DIRECTION:
Work through the data line by line, gathering every line that has the word "source".

RECORD LIST:
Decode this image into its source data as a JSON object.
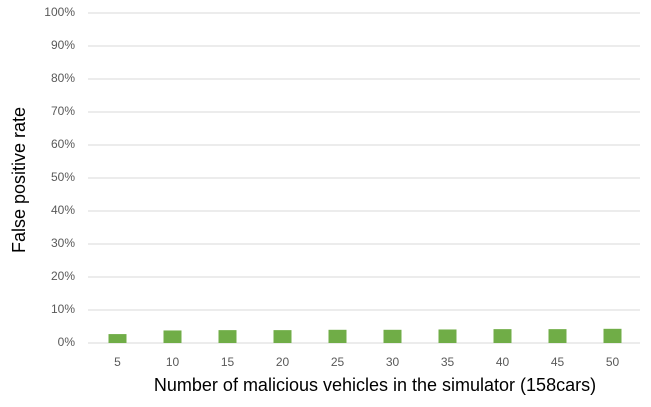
{
  "chart_data": {
    "type": "bar",
    "x_label": "Number of malicious vehicles in the simulator (158cars)",
    "y_label": "False positive rate",
    "categories": [
      "5",
      "10",
      "15",
      "20",
      "25",
      "30",
      "35",
      "40",
      "45",
      "50"
    ],
    "values": [
      2.7,
      3.8,
      3.9,
      3.9,
      4.0,
      4.0,
      4.1,
      4.2,
      4.2,
      4.3
    ],
    "color": "#70ad47",
    "ylim": [
      0,
      100
    ],
    "yticks": [
      {
        "value": 0,
        "label": "0%"
      },
      {
        "value": 10,
        "label": "10%"
      },
      {
        "value": 20,
        "label": "20%"
      },
      {
        "value": 30,
        "label": "30%"
      },
      {
        "value": 40,
        "label": "40%"
      },
      {
        "value": 50,
        "label": "50%"
      },
      {
        "value": 60,
        "label": "60%"
      },
      {
        "value": 70,
        "label": "70%"
      },
      {
        "value": 80,
        "label": "80%"
      },
      {
        "value": 90,
        "label": "90%"
      },
      {
        "value": 100,
        "label": "100%"
      }
    ],
    "grid": true
  }
}
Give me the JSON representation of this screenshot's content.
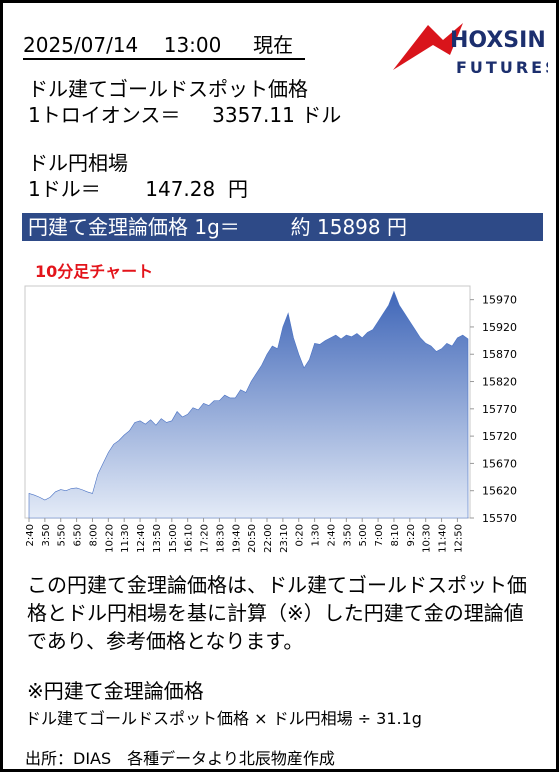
{
  "header": {
    "date": "2025/07/14",
    "time": "13:00",
    "now": "現在"
  },
  "logo": {
    "name": "HOXSIN",
    "sub": "FUTURES"
  },
  "gold": {
    "label": "ドル建てゴールドスポット価格",
    "unit_label": "1トロイオンス＝",
    "value": "3357.11",
    "unit": "ドル"
  },
  "fx": {
    "label": "ドル円相場",
    "unit_label": "1ドル＝",
    "value": "147.28",
    "unit": "円"
  },
  "theory": {
    "label": "円建て金理論価格 1g＝",
    "approx": "約",
    "value": "15898",
    "unit": "円"
  },
  "chart_data": {
    "type": "area",
    "title": "10分足チャート",
    "color": "#4a72c4",
    "categories": [
      "2:40",
      null,
      null,
      "3:50",
      null,
      null,
      "5:50",
      null,
      null,
      "6:50",
      null,
      null,
      "8:00",
      null,
      null,
      "10:20",
      null,
      null,
      "11:30",
      null,
      null,
      "12:40",
      null,
      null,
      "13:50",
      null,
      null,
      "15:00",
      null,
      null,
      "16:10",
      null,
      null,
      "17:20",
      null,
      null,
      "18:30",
      null,
      null,
      "19:40",
      null,
      null,
      "20:50",
      null,
      null,
      "22:00",
      null,
      null,
      "23:10",
      null,
      null,
      "0:20",
      null,
      null,
      "1:30",
      null,
      null,
      "2:40",
      null,
      null,
      "3:50",
      null,
      null,
      "5:00",
      null,
      null,
      "7:00",
      null,
      null,
      "8:10",
      null,
      null,
      "9:20",
      null,
      null,
      "10:30",
      null,
      null,
      "11:40",
      null,
      null,
      "12:50",
      null,
      null
    ],
    "values": [
      15615,
      15612,
      15608,
      15603,
      15608,
      15618,
      15622,
      15620,
      15624,
      15625,
      15622,
      15618,
      15615,
      15650,
      15670,
      15690,
      15705,
      15712,
      15722,
      15730,
      15745,
      15748,
      15742,
      15750,
      15740,
      15752,
      15745,
      15748,
      15765,
      15755,
      15760,
      15772,
      15768,
      15780,
      15776,
      15785,
      15785,
      15795,
      15790,
      15790,
      15805,
      15800,
      15820,
      15835,
      15850,
      15870,
      15885,
      15880,
      15920,
      15945,
      15900,
      15870,
      15845,
      15860,
      15890,
      15888,
      15895,
      15900,
      15905,
      15898,
      15905,
      15902,
      15908,
      15900,
      15910,
      15915,
      15930,
      15945,
      15960,
      15985,
      15960,
      15945,
      15930,
      15915,
      15900,
      15890,
      15885,
      15875,
      15880,
      15890,
      15885,
      15900,
      15905,
      15898
    ],
    "ylim": [
      15570,
      15995
    ],
    "yticks": [
      15570,
      15620,
      15670,
      15720,
      15770,
      15820,
      15870,
      15920,
      15970
    ],
    "grid": false
  },
  "note": {
    "body": "この円建て金理論価格は、ドル建てゴールドスポット価格とドル円相場を基に計算（※）した円建て金の理論値であり、参考価格となります。",
    "formula_title": "※円建て金理論価格",
    "formula": "ドル建てゴールドスポット価格 × ドル円相場 ÷ 31.1g"
  },
  "source": "出所：DIAS　各種データより北辰物産作成"
}
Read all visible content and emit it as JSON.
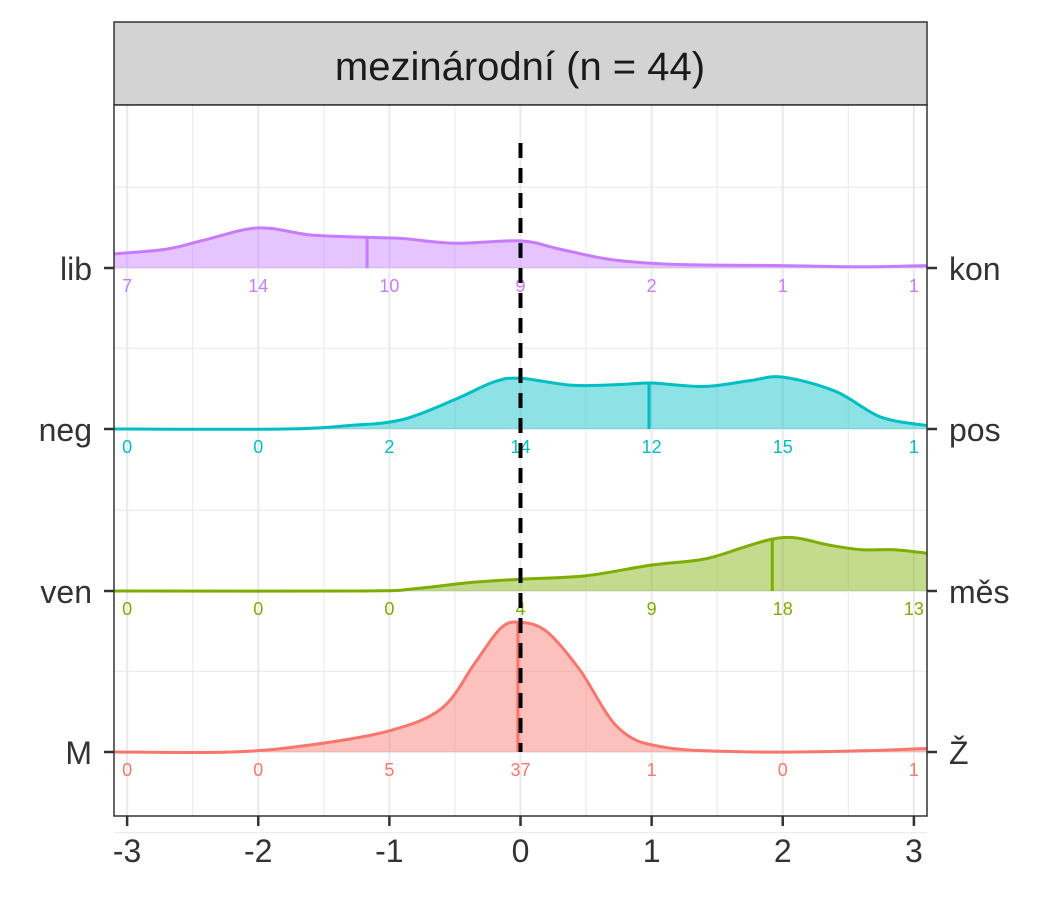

WORKED ANSWER:
Decode this image into its source data as a JSON object.
  "source": "出所：DIAS　各種データより北辰物産作成"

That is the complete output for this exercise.